** Start of PROVIDED DATA **
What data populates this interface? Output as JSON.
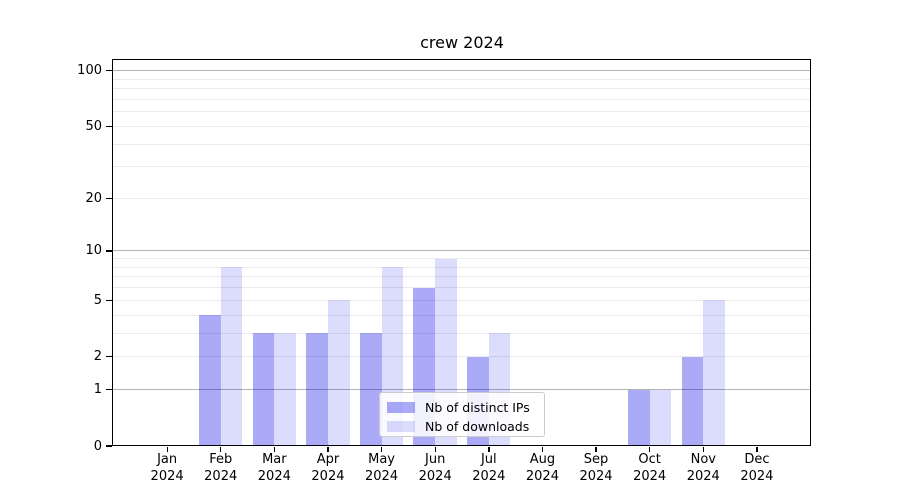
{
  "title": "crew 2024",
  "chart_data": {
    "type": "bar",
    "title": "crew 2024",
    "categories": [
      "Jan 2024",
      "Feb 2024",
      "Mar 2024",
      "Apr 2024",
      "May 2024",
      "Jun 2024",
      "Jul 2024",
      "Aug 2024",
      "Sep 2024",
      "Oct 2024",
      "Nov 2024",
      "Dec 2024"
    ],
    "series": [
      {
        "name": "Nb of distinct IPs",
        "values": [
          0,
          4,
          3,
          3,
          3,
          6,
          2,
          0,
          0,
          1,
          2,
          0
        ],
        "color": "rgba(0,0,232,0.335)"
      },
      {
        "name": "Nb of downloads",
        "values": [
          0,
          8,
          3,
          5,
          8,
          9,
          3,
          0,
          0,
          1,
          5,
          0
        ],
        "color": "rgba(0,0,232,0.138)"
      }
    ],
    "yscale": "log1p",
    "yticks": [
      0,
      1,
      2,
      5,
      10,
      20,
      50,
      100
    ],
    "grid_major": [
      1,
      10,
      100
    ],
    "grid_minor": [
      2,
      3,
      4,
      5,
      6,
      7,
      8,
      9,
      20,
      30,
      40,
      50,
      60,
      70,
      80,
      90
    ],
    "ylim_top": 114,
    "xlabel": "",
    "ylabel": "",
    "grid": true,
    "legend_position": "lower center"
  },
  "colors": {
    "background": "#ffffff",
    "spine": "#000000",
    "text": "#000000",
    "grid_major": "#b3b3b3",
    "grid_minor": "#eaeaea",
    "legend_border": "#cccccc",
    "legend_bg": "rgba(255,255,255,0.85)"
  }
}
** End of PROVIDED DATA **
> **DO THIS**:
Write out all the entries word for word, but skip any images.

> **ANSWER TO THE EXERCISE**:
What data populates this interface? Output as JSON.
{
  "title": "crew 2024",
  "chart_data": {
    "type": "bar",
    "title": "crew 2024",
    "categories": [
      "Jan 2024",
      "Feb 2024",
      "Mar 2024",
      "Apr 2024",
      "May 2024",
      "Jun 2024",
      "Jul 2024",
      "Aug 2024",
      "Sep 2024",
      "Oct 2024",
      "Nov 2024",
      "Dec 2024"
    ],
    "series": [
      {
        "name": "Nb of distinct IPs",
        "values": [
          0,
          4,
          3,
          3,
          3,
          6,
          2,
          0,
          0,
          1,
          2,
          0
        ],
        "color": "rgba(0,0,232,0.335)"
      },
      {
        "name": "Nb of downloads",
        "values": [
          0,
          8,
          3,
          5,
          8,
          9,
          3,
          0,
          0,
          1,
          5,
          0
        ],
        "color": "rgba(0,0,232,0.138)"
      }
    ],
    "yscale": "log1p",
    "yticks": [
      0,
      1,
      2,
      5,
      10,
      20,
      50,
      100
    ],
    "grid_major": [
      1,
      10,
      100
    ],
    "grid_minor": [
      2,
      3,
      4,
      5,
      6,
      7,
      8,
      9,
      20,
      30,
      40,
      50,
      60,
      70,
      80,
      90
    ],
    "ylim_top": 114,
    "xlabel": "",
    "ylabel": "",
    "grid": true,
    "legend_position": "lower center"
  },
  "colors": {
    "background": "#ffffff",
    "spine": "#000000",
    "text": "#000000",
    "grid_major": "#b3b3b3",
    "grid_minor": "#eaeaea",
    "legend_border": "#cccccc",
    "legend_bg": "rgba(255,255,255,0.85)"
  }
}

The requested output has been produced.